**Objective:**
Work out how many lines in the listing below include the word "SIECI"; answer with the number alone.

**Dataset entries:**
— BEGIN —
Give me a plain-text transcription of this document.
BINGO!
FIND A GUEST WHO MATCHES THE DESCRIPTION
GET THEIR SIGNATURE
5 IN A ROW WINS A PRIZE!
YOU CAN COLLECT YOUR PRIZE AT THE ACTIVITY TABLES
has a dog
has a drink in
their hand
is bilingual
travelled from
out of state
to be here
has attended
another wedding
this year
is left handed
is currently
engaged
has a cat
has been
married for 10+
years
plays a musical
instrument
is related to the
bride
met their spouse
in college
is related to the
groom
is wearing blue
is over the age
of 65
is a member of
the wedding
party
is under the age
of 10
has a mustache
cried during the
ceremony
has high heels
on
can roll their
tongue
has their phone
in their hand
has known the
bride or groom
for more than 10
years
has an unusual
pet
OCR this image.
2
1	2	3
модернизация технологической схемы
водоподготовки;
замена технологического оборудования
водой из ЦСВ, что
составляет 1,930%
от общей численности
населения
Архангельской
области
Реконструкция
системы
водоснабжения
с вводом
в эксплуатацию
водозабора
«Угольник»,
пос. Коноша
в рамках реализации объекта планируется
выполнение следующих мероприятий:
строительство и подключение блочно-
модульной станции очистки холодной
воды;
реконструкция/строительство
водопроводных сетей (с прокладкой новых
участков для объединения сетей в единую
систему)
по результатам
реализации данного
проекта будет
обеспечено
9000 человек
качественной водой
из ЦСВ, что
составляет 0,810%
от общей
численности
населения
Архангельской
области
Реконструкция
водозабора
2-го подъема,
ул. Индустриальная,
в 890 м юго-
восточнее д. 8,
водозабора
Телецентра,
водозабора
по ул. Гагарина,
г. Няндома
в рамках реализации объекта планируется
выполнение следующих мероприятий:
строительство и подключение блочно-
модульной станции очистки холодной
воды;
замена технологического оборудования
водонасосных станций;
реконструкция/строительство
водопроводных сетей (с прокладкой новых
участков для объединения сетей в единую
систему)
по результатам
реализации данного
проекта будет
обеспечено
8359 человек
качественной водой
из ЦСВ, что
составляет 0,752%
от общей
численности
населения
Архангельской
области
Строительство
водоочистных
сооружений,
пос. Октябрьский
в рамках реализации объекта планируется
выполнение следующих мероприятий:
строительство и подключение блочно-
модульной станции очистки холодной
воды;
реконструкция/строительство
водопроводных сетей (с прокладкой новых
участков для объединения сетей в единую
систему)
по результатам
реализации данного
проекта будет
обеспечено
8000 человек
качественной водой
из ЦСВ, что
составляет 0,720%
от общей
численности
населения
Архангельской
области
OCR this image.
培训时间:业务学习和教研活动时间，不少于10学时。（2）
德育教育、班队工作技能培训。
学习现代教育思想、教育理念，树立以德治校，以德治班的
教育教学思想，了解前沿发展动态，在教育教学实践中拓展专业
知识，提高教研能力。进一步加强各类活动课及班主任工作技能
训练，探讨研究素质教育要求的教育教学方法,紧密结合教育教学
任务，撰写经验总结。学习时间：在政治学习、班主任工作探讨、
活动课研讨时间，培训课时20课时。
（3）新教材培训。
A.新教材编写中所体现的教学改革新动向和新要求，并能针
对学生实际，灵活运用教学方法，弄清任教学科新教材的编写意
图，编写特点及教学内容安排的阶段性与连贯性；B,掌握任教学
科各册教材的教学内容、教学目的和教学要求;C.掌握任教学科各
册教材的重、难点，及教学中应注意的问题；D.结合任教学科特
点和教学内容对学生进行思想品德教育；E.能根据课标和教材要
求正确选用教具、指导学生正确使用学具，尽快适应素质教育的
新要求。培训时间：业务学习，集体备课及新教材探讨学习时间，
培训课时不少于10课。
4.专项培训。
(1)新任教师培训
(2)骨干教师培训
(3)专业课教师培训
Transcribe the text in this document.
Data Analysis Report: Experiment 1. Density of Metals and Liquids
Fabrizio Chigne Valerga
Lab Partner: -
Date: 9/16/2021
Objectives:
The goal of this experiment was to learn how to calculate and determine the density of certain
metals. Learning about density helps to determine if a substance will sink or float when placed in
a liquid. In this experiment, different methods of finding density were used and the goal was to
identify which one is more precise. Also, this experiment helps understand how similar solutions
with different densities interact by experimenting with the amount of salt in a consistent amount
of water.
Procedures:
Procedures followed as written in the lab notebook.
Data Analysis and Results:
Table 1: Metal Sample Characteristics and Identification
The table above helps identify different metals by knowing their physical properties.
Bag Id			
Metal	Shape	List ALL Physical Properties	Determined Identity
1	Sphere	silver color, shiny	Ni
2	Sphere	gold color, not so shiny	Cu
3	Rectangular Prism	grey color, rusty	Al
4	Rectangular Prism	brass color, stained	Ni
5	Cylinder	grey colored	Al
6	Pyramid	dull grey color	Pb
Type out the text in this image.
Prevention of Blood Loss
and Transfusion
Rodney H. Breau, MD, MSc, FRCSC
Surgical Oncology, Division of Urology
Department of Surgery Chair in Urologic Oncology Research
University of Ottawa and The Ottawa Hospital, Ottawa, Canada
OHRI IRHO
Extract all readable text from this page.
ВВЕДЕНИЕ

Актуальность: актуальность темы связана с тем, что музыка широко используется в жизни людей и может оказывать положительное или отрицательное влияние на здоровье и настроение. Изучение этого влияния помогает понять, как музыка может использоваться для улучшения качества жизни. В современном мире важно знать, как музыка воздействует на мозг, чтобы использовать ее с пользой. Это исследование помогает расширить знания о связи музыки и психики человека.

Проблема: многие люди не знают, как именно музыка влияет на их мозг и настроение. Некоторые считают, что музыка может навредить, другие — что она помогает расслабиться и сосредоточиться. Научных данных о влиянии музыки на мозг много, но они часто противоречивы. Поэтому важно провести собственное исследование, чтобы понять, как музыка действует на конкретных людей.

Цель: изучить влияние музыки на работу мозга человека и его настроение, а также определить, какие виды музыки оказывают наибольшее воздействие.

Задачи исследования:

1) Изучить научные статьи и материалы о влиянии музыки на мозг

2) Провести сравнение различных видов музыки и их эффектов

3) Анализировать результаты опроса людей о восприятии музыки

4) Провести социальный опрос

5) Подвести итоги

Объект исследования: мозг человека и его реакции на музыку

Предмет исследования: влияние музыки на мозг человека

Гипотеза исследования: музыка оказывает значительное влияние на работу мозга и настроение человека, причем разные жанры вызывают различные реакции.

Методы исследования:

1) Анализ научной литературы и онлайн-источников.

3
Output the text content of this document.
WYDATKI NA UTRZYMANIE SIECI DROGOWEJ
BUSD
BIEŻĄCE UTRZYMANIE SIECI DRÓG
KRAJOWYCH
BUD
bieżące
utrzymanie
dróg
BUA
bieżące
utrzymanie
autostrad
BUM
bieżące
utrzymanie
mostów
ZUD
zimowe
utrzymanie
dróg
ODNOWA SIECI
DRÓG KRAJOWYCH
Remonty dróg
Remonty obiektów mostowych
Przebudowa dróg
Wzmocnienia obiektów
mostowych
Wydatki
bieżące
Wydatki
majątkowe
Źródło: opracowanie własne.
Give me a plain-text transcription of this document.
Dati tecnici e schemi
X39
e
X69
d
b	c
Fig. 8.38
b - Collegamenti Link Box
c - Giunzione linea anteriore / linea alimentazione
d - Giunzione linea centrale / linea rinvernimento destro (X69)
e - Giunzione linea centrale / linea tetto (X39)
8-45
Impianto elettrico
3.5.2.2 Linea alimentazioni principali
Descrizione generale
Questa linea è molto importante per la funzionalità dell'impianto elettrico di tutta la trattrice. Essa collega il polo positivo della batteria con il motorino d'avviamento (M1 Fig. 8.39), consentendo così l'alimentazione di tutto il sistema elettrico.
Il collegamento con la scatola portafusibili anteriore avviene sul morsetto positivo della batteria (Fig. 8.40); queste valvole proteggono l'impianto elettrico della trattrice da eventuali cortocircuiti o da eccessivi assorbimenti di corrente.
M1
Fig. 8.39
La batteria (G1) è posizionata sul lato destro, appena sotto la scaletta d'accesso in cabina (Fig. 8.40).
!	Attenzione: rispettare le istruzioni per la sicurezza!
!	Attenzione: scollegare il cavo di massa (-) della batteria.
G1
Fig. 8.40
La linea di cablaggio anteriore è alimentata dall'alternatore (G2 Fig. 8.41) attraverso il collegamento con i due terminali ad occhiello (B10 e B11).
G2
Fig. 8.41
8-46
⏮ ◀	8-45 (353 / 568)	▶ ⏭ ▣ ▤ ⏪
— END —
**Result:**
3